Collected data:
-=-=-=-=-

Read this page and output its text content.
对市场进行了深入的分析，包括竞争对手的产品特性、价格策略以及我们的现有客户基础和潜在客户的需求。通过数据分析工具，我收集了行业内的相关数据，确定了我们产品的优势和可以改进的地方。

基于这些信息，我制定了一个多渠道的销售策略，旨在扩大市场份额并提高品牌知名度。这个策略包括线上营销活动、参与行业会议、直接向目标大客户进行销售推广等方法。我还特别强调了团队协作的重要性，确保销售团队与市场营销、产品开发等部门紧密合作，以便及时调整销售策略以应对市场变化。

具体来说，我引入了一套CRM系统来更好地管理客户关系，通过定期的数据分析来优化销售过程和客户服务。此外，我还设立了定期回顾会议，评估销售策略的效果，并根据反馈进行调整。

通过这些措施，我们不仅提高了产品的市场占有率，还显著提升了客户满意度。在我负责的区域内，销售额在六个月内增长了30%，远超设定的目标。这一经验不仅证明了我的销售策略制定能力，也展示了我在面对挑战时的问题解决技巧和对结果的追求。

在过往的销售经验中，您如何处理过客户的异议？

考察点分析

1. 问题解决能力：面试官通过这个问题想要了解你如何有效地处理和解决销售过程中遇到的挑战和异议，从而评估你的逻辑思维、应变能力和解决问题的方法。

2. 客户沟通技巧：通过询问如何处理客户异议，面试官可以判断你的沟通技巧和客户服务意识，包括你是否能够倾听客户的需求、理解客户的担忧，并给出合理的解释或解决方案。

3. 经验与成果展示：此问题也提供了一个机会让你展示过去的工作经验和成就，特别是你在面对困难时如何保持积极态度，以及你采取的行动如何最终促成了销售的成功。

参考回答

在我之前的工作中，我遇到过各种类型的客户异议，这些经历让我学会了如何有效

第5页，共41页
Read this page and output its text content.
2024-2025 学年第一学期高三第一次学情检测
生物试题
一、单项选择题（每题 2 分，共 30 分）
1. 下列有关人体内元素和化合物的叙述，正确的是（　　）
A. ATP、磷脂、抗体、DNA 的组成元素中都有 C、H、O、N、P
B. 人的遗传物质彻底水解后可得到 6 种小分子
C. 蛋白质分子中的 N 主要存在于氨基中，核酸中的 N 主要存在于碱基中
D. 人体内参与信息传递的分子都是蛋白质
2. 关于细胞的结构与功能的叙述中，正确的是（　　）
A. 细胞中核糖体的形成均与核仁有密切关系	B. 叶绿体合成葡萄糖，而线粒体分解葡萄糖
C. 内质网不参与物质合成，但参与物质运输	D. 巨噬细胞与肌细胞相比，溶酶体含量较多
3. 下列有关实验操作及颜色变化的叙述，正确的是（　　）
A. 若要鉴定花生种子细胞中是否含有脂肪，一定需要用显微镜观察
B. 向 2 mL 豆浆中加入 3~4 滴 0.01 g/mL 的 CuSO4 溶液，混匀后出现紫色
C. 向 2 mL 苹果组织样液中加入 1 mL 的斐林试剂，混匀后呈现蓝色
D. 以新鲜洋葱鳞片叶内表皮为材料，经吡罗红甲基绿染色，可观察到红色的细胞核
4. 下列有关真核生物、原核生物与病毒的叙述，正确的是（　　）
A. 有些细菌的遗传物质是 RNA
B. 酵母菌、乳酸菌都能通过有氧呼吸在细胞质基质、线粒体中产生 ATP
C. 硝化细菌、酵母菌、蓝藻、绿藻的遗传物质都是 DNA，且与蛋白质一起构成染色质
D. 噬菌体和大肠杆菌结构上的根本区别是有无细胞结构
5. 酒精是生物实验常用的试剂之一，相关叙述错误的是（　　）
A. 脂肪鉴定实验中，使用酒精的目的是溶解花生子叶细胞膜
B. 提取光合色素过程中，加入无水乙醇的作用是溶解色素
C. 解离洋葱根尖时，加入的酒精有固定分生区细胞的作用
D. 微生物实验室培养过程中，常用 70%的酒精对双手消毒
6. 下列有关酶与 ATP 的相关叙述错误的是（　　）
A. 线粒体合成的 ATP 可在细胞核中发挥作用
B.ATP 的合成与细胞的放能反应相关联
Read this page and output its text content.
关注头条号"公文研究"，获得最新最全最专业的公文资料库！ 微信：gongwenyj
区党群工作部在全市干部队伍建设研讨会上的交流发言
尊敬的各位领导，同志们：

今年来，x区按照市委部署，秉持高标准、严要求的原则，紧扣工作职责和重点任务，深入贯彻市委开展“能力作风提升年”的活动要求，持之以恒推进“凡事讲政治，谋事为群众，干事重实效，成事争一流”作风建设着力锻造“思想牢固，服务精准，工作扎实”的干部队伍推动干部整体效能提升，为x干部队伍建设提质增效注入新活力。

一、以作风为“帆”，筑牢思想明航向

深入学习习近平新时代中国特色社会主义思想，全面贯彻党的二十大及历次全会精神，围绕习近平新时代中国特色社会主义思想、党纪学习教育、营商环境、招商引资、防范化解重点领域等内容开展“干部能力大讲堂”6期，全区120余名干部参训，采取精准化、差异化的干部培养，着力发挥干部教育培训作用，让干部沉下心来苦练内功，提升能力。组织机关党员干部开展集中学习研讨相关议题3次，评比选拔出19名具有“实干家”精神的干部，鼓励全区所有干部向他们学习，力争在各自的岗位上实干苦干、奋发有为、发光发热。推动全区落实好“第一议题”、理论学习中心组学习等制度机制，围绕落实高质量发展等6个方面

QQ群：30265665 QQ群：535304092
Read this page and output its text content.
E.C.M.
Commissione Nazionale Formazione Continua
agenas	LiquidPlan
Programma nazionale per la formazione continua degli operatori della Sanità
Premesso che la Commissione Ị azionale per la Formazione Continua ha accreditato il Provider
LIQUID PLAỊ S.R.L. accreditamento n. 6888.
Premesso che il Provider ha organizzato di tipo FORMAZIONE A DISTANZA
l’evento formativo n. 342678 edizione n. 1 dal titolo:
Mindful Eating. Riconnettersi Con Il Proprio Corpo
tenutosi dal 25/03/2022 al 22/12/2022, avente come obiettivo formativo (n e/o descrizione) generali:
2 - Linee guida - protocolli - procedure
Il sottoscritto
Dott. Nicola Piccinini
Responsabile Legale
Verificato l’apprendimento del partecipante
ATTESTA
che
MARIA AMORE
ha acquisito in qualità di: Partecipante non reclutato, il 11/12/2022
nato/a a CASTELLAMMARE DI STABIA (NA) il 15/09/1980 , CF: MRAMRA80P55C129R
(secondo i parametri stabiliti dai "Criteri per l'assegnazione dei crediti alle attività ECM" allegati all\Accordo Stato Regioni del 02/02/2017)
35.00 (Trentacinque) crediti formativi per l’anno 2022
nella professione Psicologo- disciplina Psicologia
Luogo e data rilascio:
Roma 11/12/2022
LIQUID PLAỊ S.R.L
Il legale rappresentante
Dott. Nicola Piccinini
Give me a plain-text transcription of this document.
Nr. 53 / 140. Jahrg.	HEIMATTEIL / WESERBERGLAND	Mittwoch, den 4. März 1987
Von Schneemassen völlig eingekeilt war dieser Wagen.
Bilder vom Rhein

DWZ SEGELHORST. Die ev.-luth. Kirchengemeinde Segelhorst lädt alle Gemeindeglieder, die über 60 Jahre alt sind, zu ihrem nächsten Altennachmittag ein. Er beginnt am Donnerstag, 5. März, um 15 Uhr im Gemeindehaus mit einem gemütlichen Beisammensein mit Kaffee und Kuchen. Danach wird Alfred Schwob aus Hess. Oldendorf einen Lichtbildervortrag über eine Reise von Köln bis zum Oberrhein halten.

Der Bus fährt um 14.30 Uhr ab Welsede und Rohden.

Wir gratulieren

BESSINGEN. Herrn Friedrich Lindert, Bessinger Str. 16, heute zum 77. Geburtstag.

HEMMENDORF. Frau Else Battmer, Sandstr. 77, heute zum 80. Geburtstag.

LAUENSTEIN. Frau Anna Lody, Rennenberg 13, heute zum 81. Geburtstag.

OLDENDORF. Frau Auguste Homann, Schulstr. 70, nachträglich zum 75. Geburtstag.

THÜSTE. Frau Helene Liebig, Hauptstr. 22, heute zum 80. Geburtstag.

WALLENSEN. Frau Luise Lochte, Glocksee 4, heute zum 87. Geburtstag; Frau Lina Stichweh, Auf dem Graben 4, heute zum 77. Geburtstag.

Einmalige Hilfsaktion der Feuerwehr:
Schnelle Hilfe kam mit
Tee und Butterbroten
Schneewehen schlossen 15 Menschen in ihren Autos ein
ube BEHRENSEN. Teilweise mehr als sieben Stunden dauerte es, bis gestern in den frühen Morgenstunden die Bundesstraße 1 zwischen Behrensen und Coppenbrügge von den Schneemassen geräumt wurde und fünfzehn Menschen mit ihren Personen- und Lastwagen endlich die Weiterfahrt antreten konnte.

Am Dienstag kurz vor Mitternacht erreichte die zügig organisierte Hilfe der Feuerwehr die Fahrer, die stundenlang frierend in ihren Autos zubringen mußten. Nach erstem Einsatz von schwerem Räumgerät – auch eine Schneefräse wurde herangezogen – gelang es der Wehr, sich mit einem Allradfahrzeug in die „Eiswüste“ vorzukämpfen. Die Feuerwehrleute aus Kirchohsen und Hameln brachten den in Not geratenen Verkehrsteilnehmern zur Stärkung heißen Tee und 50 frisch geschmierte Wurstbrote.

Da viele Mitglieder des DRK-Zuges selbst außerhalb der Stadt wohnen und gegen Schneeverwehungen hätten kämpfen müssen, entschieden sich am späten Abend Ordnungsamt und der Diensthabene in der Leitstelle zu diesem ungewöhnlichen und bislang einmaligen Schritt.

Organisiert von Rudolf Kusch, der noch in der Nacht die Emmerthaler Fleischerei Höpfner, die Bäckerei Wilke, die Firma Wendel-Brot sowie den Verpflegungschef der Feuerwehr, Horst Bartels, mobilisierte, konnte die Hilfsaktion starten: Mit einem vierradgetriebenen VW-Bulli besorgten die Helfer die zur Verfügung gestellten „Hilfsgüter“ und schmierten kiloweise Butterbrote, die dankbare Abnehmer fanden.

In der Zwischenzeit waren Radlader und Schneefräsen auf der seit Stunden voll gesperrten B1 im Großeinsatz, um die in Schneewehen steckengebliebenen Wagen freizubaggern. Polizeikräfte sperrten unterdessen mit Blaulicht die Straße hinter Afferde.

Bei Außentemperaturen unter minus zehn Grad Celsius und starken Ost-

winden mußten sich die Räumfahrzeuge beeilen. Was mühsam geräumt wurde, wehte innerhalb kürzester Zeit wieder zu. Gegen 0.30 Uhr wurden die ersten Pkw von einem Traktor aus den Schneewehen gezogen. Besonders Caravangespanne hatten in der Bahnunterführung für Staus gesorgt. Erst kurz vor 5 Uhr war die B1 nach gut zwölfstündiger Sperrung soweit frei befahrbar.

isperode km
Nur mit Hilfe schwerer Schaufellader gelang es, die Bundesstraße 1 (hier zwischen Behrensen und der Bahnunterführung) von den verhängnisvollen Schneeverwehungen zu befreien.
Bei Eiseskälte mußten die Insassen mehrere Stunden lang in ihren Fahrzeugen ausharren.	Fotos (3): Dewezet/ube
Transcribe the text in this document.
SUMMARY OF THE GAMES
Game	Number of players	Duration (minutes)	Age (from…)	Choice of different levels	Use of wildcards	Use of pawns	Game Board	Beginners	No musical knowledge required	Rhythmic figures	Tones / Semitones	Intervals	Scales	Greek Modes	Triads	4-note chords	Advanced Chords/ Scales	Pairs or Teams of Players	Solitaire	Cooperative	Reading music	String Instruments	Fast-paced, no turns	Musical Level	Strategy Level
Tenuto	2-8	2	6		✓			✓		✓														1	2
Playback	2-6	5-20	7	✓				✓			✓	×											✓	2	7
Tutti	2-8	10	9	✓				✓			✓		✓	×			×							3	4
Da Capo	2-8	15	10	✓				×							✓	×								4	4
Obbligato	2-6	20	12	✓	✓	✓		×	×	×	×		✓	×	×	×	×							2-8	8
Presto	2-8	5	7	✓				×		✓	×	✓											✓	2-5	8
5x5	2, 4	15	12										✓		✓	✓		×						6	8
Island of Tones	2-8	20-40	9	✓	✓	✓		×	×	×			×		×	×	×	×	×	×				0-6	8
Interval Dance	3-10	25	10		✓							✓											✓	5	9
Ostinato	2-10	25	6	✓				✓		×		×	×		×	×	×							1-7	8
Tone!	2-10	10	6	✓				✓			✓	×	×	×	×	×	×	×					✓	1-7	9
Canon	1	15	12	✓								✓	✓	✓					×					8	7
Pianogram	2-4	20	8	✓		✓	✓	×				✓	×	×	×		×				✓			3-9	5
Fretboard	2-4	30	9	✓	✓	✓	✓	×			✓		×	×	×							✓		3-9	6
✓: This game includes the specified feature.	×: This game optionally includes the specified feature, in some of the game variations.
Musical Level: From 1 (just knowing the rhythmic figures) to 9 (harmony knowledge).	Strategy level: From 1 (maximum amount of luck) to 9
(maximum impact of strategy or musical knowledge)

-=-=-=-=-

Problem statement:
From the entries, copy out each line containing the word "mußten".

Output for this exercise:
Am Dienstag kurz vor Mitternacht erreichte die zügig organisierte Hilfe der Feuerwehr die Fahrer, die stundenlang frierend in ihren Autos zubringen mußten. Nach erstem Einsatz von schwerem Räumgerät – auch eine Schneefräse wurde herangezogen – gelang es der Wehr, sich mit einem Allradfahrzeug in die „Eiswüste“ vorzukämpfen. Die Feuerwehrleute aus Kirchohsen und Hameln brachten den in Not geratenen Verkehrsteilnehmern zur Stärkung heißen Tee und 50 frisch geschmierte Wurstbrote.
winden mußten sich die Räumfahrzeuge beeilen. Was mühsam geräumt wurde, wehte innerhalb kürzester Zeit wieder zu. Gegen 0.30 Uhr wurden die ersten Pkw von einem Traktor aus den Schneewehen gezogen. Besonders Caravangespanne hatten in der Bahnunterführung für Staus gesorgt. Erst kurz vor 5 Uhr war die B1 nach gut zwölfstündiger Sperrung soweit frei befahrbar.
Bei Eiseskälte mußten die Insassen mehrere Stunden lang in ihren Fahrzeugen ausharren.	Fotos (3): Dewezet/ube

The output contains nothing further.